Some records:
%%
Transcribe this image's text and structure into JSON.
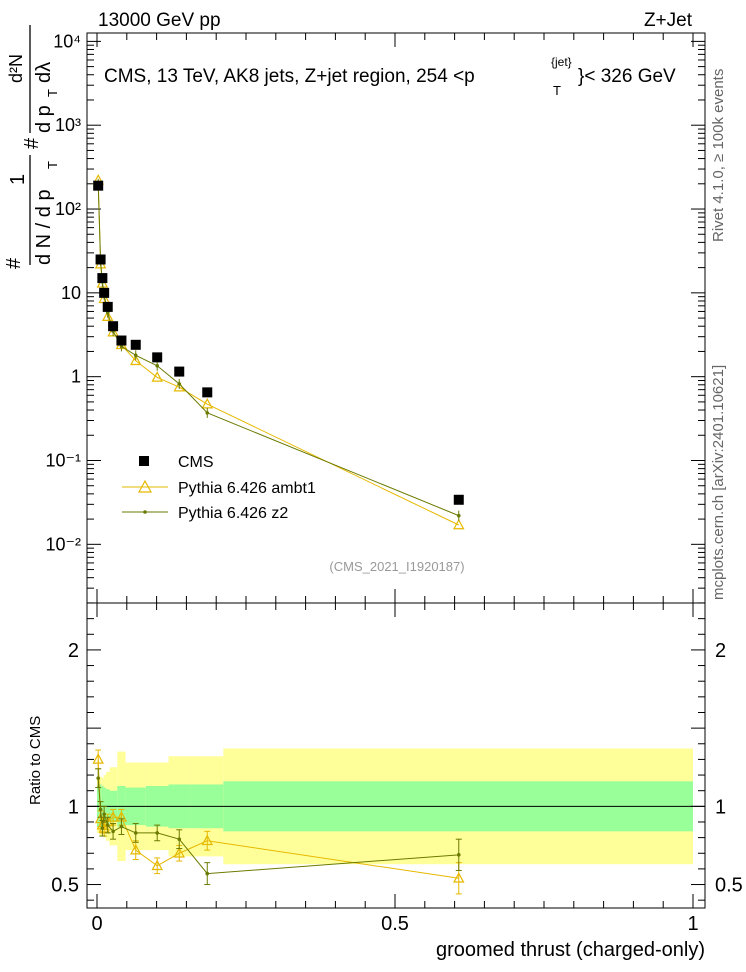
{
  "header": {
    "left": "13000 GeV pp",
    "right": "Z+Jet"
  },
  "side_text": {
    "rivet": "Rivet 4.1.0, ≥ 100k events",
    "mcplots": "mcplots.cern.ch [arXiv:2401.10621]"
  },
  "watermark": "(CMS_2021_I1920187)",
  "title": {
    "main": "CMS, 13 TeV, AK8 jets, Z+jet region, 254 <p",
    "sup": "{jet}",
    "sub": "T",
    "tail": "}< 326 GeV"
  },
  "ylabel": {
    "frac_top": "1",
    "frac_bottom": "d N / d p",
    "frac_bottom_sub": "T",
    "hash1": "#",
    "d2n_top": "d²N",
    "d2n_bottom": "d p",
    "d2n_bottom_sub": "T",
    "dl": " dλ",
    "hash2": "#"
  },
  "ratio_ylabel": "Ratio to CMS",
  "xlabel": "groomed thrust (charged-only)",
  "colors": {
    "cms": "#000000",
    "ambt1": "#e6b800",
    "z2": "#6b7a00",
    "band_outer": "#ffff99",
    "band_inner": "#99ff99"
  },
  "chart_data": {
    "type": "scatter",
    "xlim": [
      0.0,
      1.0
    ],
    "main_ylim_log10": [
      -2.7,
      4.1
    ],
    "ratio_ylim": [
      0.35,
      2.3
    ],
    "xticks": [
      {
        "v": 0,
        "label": "0"
      },
      {
        "v": 0.5,
        "label": "0.5"
      },
      {
        "v": 1,
        "label": "1"
      }
    ],
    "yticks_main": [
      {
        "e": -2,
        "label": "10⁻²"
      },
      {
        "e": -1,
        "label": "10⁻¹"
      },
      {
        "e": 0,
        "label": "1"
      },
      {
        "e": 1,
        "label": "10"
      },
      {
        "e": 2,
        "label": "10²"
      },
      {
        "e": 3,
        "label": "10³"
      },
      {
        "e": 4,
        "label": "10⁴"
      }
    ],
    "yticks_ratio": [
      {
        "v": 0.5,
        "label": "0.5"
      },
      {
        "v": 1,
        "label": "1"
      },
      {
        "v": 2,
        "label": "2"
      }
    ],
    "legend": [
      {
        "key": "cms",
        "label": "CMS"
      },
      {
        "key": "ambt1",
        "label": "Pythia 6.426 ambt1"
      },
      {
        "key": "z2",
        "label": "Pythia 6.426 z2"
      }
    ],
    "series": {
      "cms": {
        "name": "CMS",
        "x": [
          0.002,
          0.006,
          0.009,
          0.012,
          0.018,
          0.027,
          0.041,
          0.065,
          0.101,
          0.138,
          0.185,
          0.607
        ],
        "y": [
          190,
          25,
          15,
          10,
          6.8,
          4.0,
          2.7,
          2.4,
          1.7,
          1.15,
          0.65,
          0.034
        ]
      },
      "ambt1": {
        "name": "Pythia 6.426 ambt1",
        "x": [
          0.002,
          0.006,
          0.009,
          0.012,
          0.018,
          0.027,
          0.041,
          0.065,
          0.101,
          0.138,
          0.185,
          0.607
        ],
        "y": [
          220,
          22,
          13,
          8.5,
          5.2,
          3.4,
          2.4,
          1.55,
          0.98,
          0.75,
          0.47,
          0.017
        ]
      },
      "z2": {
        "name": "Pythia 6.426 z2",
        "x": [
          0.002,
          0.006,
          0.009,
          0.012,
          0.018,
          0.027,
          0.041,
          0.065,
          0.101,
          0.138,
          0.185,
          0.607
        ],
        "y": [
          200,
          24,
          13.5,
          9.5,
          5.8,
          3.5,
          2.3,
          1.8,
          1.35,
          0.82,
          0.37,
          0.022
        ]
      }
    },
    "ratio": {
      "band_bins": [
        0.0,
        0.004,
        0.008,
        0.011,
        0.015,
        0.021,
        0.034,
        0.048,
        0.082,
        0.12,
        0.157,
        0.212,
        1.0
      ],
      "band_inner": [
        0.13,
        0.14,
        0.13,
        0.12,
        0.11,
        0.1,
        0.13,
        0.12,
        0.13,
        0.14,
        0.14,
        0.16
      ],
      "band_outer": [
        0.17,
        0.19,
        0.18,
        0.2,
        0.22,
        0.25,
        0.35,
        0.28,
        0.28,
        0.32,
        0.32,
        0.37
      ],
      "ambt1": {
        "x": [
          0.002,
          0.006,
          0.009,
          0.012,
          0.018,
          0.027,
          0.041,
          0.065,
          0.101,
          0.138,
          0.185,
          0.607
        ],
        "y": [
          1.3,
          0.92,
          0.88,
          0.86,
          0.9,
          0.93,
          0.93,
          0.72,
          0.62,
          0.7,
          0.78,
          0.54
        ],
        "err": [
          0.06,
          0.05,
          0.05,
          0.05,
          0.05,
          0.05,
          0.05,
          0.06,
          0.05,
          0.05,
          0.06,
          0.1
        ]
      },
      "z2": {
        "x": [
          0.002,
          0.006,
          0.009,
          0.012,
          0.018,
          0.027,
          0.041,
          0.065,
          0.101,
          0.138,
          0.185,
          0.607
        ],
        "y": [
          1.18,
          0.98,
          0.86,
          0.95,
          0.88,
          0.84,
          0.87,
          0.83,
          0.83,
          0.79,
          0.57,
          0.69
        ],
        "err": [
          0.06,
          0.05,
          0.05,
          0.05,
          0.05,
          0.05,
          0.05,
          0.06,
          0.05,
          0.06,
          0.07,
          0.1
        ]
      }
    }
  }
}
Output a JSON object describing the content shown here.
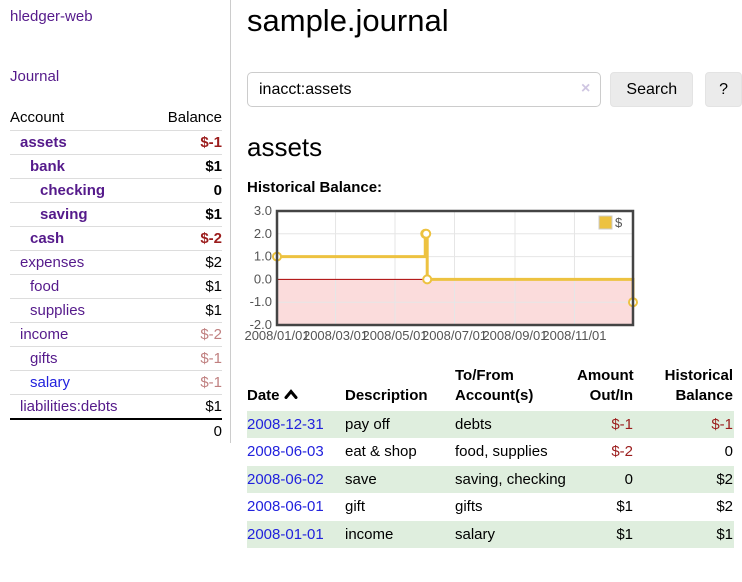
%%
:: TASK INSTRUCTIONS ::
Output every entry word for word, but omit the pictures.

:: WRITTEN REPLY ::
Transcribe this image's text and structure into JSON.
{
  "header": {
    "left": "13000 GeV pp",
    "right": "Z+Jet"
  },
  "side_text": {
    "rivet": "Rivet 4.1.0, ≥ 100k events",
    "mcplots": "mcplots.cern.ch [arXiv:2401.10621]"
  },
  "watermark": "(CMS_2021_I1920187)",
  "title": {
    "main": "CMS, 13 TeV, AK8 jets, Z+jet region, 254 <p",
    "sup": "{jet}",
    "sub": "T",
    "tail": "}< 326 GeV"
  },
  "ylabel": {
    "frac_top": "1",
    "frac_bottom": "d N / d p",
    "frac_bottom_sub": "T",
    "hash1": "#",
    "d2n_top": "d²N",
    "d2n_bottom": "d p",
    "d2n_bottom_sub": "T",
    "dl": " dλ",
    "hash2": "#"
  },
  "ratio_ylabel": "Ratio to CMS",
  "xlabel": "groomed thrust (charged-only)",
  "colors": {
    "cms": "#000000",
    "ambt1": "#e6b800",
    "z2": "#6b7a00",
    "band_outer": "#ffff99",
    "band_inner": "#99ff99"
  },
  "chart_data": {
    "type": "scatter",
    "xlim": [
      0.0,
      1.0
    ],
    "main_ylim_log10": [
      -2.7,
      4.1
    ],
    "ratio_ylim": [
      0.35,
      2.3
    ],
    "xticks": [
      {
        "v": 0,
        "label": "0"
      },
      {
        "v": 0.5,
        "label": "0.5"
      },
      {
        "v": 1,
        "label": "1"
      }
    ],
    "yticks_main": [
      {
        "e": -2,
        "label": "10⁻²"
      },
      {
        "e": -1,
        "label": "10⁻¹"
      },
      {
        "e": 0,
        "label": "1"
      },
      {
        "e": 1,
        "label": "10"
      },
      {
        "e": 2,
        "label": "10²"
      },
      {
        "e": 3,
        "label": "10³"
      },
      {
        "e": 4,
        "label": "10⁴"
      }
    ],
    "yticks_ratio": [
      {
        "v": 0.5,
        "label": "0.5"
      },
      {
        "v": 1,
        "label": "1"
      },
      {
        "v": 2,
        "label": "2"
      }
    ],
    "legend": [
      {
        "key": "cms",
        "label": "CMS"
      },
      {
        "key": "ambt1",
        "label": "Pythia 6.426 ambt1"
      },
      {
        "key": "z2",
        "label": "Pythia 6.426 z2"
      }
    ],
    "series": {
      "cms": {
        "name": "CMS",
        "x": [
          0.002,
          0.006,
          0.009,
          0.012,
          0.018,
          0.027,
          0.041,
          0.065,
          0.101,
          0.138,
          0.185,
          0.607
        ],
        "y": [
          190,
          25,
          15,
          10,
          6.8,
          4.0,
          2.7,
          2.4,
          1.7,
          1.15,
          0.65,
          0.034
        ]
      },
      "ambt1": {
        "name": "Pythia 6.426 ambt1",
        "x": [
          0.002,
          0.006,
          0.009,
          0.012,
          0.018,
          0.027,
          0.041,
          0.065,
          0.101,
          0.138,
          0.185,
          0.607
        ],
        "y": [
          220,
          22,
          13,
          8.5,
          5.2,
          3.4,
          2.4,
          1.55,
          0.98,
          0.75,
          0.47,
          0.017
        ]
      },
      "z2": {
        "name": "Pythia 6.426 z2",
        "x": [
          0.002,
          0.006,
          0.009,
          0.012,
          0.018,
          0.027,
          0.041,
          0.065,
          0.101,
          0.138,
          0.185,
          0.607
        ],
        "y": [
          200,
          24,
          13.5,
          9.5,
          5.8,
          3.5,
          2.3,
          1.8,
          1.35,
          0.82,
          0.37,
          0.022
        ]
      }
    },
    "ratio": {
      "band_bins": [
        0.0,
        0.004,
        0.008,
        0.011,
        0.015,
        0.021,
        0.034,
        0.048,
        0.082,
        0.12,
        0.157,
        0.212,
        1.0
      ],
      "band_inner": [
        0.13,
        0.14,
        0.13,
        0.12,
        0.11,
        0.1,
        0.13,
        0.12,
        0.13,
        0.14,
        0.14,
        0.16
      ],
      "band_outer": [
        0.17,
        0.19,
        0.18,
        0.2,
        0.22,
        0.25,
        0.35,
        0.28,
        0.28,
        0.32,
        0.32,
        0.37
      ],
      "ambt1": {
        "x": [
          0.002,
          0.006,
          0.009,
          0.012,
          0.018,
          0.027,
          0.041,
          0.065,
          0.101,
          0.138,
          0.185,
          0.607
        ],
        "y": [
          1.3,
          0.92,
          0.88,
          0.86,
          0.9,
          0.93,
          0.93,
          0.72,
          0.62,
          0.7,
          0.78,
          0.54
        ],
        "err": [
          0.06,
          0.05,
          0.05,
          0.05,
          0.05,
          0.05,
          0.05,
          0.06,
          0.05,
          0.05,
          0.06,
          0.1
        ]
      },
      "z2": {
        "x": [
          0.002,
          0.006,
          0.009,
          0.012,
          0.018,
          0.027,
          0.041,
          0.065,
          0.101,
          0.138,
          0.185,
          0.607
        ],
        "y": [
          1.18,
          0.98,
          0.86,
          0.95,
          0.88,
          0.84,
          0.87,
          0.83,
          0.83,
          0.79,
          0.57,
          0.69
        ],
        "err": [
          0.06,
          0.05,
          0.05,
          0.05,
          0.05,
          0.05,
          0.05,
          0.06,
          0.05,
          0.06,
          0.07,
          0.1
        ]
      }
    }
  }
}
Output a JSON object describing the content shown here.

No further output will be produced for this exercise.